*What you should do*. Your task is to copy the material exactly.

Rows from a dataset
+ + +
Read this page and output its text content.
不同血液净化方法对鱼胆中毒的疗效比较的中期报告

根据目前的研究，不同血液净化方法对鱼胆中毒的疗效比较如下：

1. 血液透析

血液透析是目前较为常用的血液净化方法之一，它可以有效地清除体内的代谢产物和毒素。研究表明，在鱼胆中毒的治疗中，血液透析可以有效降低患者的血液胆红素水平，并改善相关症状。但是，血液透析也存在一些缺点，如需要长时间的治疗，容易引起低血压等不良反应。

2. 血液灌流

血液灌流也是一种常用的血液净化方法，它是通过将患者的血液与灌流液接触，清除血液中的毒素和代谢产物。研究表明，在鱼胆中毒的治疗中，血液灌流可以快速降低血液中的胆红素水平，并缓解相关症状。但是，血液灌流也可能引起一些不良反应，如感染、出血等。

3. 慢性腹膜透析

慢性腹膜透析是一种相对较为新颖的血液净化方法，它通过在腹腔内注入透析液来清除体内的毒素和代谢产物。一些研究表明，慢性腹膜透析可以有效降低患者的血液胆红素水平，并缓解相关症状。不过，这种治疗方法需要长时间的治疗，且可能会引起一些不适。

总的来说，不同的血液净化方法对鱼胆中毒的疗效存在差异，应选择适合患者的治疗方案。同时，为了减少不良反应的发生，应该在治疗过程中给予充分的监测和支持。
+ + +
*Result of this exercise*.
Read this page and output its text content.
不同血液净化方法对鱼胆中毒的疗效比较的中期报告

根据目前的研究，不同血液净化方法对鱼胆中毒的疗效比较如下：

1. 血液透析

血液透析是目前较为常用的血液净化方法之一，它可以有效地清除体内的代谢产物和毒素。研究表明，在鱼胆中毒的治疗中，血液透析可以有效降低患者的血液胆红素水平，并改善相关症状。但是，血液透析也存在一些缺点，如需要长时间的治疗，容易引起低血压等不良反应。

2. 血液灌流

血液灌流也是一种常用的血液净化方法，它是通过将患者的血液与灌流液接触，清除血液中的毒素和代谢产物。研究表明，在鱼胆中毒的治疗中，血液灌流可以快速降低血液中的胆红素水平，并缓解相关症状。但是，血液灌流也可能引起一些不良反应，如感染、出血等。

3. 慢性腹膜透析

慢性腹膜透析是一种相对较为新颖的血液净化方法，它通过在腹腔内注入透析液来清除体内的毒素和代谢产物。一些研究表明，慢性腹膜透析可以有效降低患者的血液胆红素水平，并缓解相关症状。不过，这种治疗方法需要长时间的治疗，且可能会引起一些不适。

总的来说，不同的血液净化方法对鱼胆中毒的疗效存在差异，应选择适合患者的治疗方案。同时，为了减少不良反应的发生，应该在治疗过程中给予充分的监测和支持。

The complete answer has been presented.